— BEGIN Task data —
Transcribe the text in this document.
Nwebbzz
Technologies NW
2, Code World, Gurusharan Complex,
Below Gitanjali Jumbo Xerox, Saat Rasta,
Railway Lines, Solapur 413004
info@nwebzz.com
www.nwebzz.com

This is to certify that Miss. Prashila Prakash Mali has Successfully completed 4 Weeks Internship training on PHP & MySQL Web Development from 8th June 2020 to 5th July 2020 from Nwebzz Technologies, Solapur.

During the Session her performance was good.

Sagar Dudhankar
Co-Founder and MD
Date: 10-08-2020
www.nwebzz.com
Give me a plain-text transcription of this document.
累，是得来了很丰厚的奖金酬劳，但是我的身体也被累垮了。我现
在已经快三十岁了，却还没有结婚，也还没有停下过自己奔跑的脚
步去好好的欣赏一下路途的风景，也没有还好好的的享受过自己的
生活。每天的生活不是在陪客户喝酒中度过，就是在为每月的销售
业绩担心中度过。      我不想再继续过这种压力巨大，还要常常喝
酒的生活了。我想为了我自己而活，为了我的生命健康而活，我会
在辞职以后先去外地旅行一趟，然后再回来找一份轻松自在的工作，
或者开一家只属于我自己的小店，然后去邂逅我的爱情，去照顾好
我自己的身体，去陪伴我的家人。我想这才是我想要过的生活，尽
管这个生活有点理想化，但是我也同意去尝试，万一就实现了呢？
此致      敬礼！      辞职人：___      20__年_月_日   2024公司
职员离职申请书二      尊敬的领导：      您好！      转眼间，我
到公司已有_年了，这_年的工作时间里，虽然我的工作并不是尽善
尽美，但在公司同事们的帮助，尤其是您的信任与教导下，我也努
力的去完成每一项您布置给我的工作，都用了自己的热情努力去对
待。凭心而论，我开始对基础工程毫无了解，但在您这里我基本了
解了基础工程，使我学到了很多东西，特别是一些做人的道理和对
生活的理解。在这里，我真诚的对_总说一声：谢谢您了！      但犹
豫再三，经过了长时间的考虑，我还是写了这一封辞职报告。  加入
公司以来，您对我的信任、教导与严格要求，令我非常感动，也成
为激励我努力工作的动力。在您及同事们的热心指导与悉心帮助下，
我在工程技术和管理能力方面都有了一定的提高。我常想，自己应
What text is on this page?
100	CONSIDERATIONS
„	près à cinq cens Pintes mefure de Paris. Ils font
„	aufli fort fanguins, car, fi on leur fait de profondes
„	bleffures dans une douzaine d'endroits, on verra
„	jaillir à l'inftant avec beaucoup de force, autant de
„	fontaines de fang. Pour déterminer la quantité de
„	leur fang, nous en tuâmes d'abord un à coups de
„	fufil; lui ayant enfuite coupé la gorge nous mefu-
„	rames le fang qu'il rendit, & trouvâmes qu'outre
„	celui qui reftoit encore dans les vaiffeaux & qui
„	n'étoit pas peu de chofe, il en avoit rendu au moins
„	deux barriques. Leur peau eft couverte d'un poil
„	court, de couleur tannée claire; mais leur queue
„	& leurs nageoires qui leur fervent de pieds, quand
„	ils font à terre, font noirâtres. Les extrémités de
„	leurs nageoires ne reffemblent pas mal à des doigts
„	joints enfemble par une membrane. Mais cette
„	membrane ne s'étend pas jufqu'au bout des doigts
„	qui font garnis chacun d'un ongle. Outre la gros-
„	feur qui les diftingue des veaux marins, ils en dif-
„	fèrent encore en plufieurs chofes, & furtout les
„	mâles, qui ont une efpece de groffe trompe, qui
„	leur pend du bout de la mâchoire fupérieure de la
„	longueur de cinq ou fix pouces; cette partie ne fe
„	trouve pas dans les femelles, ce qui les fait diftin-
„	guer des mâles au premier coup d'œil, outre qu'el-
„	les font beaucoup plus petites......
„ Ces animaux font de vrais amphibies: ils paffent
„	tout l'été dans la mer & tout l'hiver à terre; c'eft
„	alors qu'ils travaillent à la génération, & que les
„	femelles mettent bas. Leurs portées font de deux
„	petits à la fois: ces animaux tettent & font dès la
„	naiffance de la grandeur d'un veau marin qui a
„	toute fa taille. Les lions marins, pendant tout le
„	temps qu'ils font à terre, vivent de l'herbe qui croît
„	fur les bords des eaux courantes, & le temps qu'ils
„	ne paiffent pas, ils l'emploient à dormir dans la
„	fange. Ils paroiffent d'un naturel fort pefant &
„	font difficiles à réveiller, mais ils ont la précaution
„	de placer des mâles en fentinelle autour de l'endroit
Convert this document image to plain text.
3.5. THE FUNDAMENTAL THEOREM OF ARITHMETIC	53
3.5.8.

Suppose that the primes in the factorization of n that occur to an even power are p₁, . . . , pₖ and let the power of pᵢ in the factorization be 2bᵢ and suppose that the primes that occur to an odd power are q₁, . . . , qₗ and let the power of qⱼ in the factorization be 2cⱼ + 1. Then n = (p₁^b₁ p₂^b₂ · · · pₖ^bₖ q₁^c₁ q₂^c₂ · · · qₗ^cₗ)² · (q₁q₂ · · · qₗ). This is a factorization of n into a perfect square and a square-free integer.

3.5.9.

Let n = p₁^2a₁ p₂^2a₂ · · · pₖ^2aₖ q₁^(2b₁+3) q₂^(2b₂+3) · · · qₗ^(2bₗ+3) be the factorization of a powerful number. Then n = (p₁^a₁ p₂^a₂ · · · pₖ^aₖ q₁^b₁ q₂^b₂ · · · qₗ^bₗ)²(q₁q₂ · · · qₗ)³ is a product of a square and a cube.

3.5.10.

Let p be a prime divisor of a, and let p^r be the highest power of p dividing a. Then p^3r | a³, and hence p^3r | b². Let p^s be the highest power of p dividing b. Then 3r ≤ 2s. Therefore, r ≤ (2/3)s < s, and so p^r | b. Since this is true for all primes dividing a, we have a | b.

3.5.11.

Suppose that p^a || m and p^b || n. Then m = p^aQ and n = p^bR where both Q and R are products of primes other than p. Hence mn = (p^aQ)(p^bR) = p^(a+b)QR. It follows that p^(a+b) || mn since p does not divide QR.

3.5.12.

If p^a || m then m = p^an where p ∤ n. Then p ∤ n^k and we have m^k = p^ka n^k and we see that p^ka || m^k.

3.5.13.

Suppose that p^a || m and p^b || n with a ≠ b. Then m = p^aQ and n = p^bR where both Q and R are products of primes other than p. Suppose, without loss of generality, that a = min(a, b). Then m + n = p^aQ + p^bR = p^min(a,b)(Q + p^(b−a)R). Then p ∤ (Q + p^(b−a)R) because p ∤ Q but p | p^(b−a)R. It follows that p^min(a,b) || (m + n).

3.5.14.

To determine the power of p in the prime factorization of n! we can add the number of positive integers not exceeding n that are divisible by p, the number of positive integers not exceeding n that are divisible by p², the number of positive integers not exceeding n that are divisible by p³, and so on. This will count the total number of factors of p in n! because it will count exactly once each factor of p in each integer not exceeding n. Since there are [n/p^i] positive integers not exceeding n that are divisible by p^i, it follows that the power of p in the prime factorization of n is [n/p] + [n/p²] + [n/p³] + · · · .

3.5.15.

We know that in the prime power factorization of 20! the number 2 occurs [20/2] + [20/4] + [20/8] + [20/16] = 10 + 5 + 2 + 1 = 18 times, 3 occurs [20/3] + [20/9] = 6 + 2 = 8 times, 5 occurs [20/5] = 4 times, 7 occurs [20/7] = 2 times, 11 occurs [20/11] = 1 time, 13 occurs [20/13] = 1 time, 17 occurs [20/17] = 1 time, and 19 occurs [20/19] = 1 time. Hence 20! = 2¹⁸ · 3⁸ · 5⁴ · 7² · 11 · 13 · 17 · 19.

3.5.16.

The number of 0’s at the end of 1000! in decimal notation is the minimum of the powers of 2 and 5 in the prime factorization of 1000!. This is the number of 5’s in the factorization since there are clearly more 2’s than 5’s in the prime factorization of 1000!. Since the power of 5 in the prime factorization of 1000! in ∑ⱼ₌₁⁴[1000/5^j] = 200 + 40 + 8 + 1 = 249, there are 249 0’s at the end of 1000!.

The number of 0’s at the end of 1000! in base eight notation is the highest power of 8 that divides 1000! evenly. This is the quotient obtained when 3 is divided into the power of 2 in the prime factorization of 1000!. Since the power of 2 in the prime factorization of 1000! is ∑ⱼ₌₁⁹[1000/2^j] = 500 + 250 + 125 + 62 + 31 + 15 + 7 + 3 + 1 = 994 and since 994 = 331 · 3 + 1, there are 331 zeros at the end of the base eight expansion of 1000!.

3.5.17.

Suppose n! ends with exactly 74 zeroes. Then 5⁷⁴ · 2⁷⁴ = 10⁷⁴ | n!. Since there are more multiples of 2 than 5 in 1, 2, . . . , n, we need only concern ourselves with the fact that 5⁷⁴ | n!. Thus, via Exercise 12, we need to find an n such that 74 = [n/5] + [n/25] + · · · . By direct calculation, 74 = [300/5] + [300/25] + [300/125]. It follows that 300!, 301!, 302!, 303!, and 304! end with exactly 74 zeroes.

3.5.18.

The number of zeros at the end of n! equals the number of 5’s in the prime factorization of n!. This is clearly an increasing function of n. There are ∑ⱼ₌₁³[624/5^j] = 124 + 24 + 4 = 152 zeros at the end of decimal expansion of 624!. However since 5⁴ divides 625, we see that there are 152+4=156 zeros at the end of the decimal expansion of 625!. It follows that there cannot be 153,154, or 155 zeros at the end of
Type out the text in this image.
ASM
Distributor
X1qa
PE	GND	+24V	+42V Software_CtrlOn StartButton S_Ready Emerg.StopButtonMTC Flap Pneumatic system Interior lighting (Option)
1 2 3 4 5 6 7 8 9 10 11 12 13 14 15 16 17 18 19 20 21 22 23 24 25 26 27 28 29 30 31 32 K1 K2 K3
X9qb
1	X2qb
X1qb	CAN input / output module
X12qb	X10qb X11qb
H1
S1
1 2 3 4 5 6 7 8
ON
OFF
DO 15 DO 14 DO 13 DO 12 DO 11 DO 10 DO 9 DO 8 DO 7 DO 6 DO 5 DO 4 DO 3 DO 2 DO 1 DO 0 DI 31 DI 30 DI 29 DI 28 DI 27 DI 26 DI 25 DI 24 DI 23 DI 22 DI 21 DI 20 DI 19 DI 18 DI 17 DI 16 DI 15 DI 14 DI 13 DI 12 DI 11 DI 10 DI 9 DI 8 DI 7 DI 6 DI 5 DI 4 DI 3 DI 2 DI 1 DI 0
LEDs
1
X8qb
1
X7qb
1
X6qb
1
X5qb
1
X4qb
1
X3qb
— END Task data —
**Short exercise**
Check each line above for "Technologies" and return the ones that have it.

**Solution below**
Technologies NW
This is to certify that Miss. Prashila Prakash Mali has Successfully completed 4 Weeks Internship training on PHP & MySQL Web Development from 8th June 2020 to 5th July 2020 from Nwebzz Technologies, Solapur.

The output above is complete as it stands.